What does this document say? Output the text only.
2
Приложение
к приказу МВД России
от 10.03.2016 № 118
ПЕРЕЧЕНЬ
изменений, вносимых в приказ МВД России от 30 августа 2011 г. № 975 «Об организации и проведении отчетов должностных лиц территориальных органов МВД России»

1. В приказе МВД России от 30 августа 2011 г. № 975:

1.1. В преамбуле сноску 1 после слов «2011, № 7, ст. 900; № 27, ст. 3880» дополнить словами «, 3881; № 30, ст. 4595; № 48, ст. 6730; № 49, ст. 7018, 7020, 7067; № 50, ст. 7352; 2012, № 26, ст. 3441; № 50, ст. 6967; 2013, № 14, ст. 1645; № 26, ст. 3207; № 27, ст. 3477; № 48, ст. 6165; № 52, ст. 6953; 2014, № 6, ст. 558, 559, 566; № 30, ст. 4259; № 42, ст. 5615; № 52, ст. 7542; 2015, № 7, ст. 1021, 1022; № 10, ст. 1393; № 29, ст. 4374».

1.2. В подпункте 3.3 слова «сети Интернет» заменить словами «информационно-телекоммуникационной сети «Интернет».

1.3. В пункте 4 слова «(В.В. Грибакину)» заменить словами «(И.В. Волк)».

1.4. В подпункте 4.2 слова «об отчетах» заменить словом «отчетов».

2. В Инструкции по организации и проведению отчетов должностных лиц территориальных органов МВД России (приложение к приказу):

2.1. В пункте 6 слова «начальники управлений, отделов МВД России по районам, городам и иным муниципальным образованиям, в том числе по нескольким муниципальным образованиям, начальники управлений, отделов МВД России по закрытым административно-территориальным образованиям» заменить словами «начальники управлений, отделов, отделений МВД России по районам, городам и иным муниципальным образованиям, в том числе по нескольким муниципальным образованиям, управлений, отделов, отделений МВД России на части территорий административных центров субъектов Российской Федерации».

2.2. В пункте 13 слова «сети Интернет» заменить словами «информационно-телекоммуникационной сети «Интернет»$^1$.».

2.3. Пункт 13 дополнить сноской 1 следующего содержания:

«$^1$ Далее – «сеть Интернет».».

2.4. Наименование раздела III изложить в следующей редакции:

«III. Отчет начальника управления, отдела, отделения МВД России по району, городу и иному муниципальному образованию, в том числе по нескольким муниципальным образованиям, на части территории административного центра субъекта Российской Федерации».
○ ○ ○ ○
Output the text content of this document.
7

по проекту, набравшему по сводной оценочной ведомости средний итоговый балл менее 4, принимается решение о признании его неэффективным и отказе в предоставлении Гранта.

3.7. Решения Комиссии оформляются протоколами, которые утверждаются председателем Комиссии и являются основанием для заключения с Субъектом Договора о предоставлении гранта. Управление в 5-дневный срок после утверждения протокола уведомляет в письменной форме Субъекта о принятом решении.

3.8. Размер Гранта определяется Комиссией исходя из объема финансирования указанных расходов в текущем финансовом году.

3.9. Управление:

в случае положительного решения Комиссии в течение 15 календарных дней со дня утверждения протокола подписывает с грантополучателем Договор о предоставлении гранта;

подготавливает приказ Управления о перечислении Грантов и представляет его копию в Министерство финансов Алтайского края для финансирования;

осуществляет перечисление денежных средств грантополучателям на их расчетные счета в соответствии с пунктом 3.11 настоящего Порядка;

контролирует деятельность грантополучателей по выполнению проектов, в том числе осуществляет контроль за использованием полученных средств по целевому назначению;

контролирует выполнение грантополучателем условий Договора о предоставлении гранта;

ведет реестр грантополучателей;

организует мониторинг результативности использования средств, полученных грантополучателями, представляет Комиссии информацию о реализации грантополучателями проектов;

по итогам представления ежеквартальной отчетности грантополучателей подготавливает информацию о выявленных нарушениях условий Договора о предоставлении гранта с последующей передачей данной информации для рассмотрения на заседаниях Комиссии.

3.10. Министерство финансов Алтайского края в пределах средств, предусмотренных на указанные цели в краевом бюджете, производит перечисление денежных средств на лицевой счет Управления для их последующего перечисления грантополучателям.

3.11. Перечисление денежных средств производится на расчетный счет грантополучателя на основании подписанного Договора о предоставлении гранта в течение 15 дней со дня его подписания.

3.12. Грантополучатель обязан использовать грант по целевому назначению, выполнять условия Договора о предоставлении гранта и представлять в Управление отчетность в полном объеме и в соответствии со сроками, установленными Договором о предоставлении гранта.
○ ○ ○ ○
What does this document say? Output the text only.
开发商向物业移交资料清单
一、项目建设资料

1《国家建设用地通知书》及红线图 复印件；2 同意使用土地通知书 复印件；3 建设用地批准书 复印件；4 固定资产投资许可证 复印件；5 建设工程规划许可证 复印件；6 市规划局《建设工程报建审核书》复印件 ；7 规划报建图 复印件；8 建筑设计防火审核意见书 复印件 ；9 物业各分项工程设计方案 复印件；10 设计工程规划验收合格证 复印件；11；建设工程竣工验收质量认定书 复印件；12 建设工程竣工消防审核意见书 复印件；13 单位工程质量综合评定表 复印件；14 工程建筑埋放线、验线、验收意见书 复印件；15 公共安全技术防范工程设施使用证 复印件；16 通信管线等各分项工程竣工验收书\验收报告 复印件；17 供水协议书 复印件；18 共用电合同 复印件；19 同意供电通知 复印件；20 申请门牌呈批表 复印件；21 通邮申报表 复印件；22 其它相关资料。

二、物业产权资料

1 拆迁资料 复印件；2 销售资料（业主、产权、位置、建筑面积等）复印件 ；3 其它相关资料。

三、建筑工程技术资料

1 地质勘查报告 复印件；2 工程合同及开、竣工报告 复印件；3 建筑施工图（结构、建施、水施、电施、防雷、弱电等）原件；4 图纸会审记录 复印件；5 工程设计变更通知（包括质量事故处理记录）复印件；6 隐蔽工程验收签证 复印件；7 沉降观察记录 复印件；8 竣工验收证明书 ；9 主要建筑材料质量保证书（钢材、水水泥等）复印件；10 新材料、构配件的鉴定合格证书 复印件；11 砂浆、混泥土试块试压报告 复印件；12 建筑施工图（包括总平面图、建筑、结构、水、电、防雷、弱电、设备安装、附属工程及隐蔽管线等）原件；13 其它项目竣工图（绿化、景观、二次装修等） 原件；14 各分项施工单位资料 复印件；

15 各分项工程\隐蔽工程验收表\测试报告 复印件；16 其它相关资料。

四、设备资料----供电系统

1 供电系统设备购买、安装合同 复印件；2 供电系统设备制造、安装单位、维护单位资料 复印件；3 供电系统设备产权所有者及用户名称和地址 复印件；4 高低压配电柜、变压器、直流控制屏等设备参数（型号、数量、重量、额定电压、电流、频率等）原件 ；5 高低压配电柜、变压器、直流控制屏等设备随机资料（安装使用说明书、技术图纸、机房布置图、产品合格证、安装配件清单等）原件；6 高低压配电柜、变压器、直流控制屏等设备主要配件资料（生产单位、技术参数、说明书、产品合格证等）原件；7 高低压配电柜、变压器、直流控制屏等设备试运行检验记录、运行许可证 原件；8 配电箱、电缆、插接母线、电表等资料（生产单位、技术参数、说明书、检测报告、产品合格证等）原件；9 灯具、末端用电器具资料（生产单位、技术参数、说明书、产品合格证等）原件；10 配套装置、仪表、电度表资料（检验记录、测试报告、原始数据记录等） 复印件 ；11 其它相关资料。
○ ○ ○ ○
- **YOUR TASK**:
Gather every line from the listing above in which "утверждения" appears, and copy those lines.

- **RESULT OF THIS TASK**:
3.7. Решения Комиссии оформляются протоколами, которые утверждаются председателем Комиссии и являются основанием для заключения с Субъектом Договора о предоставлении гранта. Управление в 5-дневный срок после утверждения протокола уведомляет в письменной форме Субъекта о принятом решении.
в случае положительного решения Комиссии в течение 15 календарных дней со дня утверждения протокола подписывает с грантополучателем Договор о предоставлении гранта;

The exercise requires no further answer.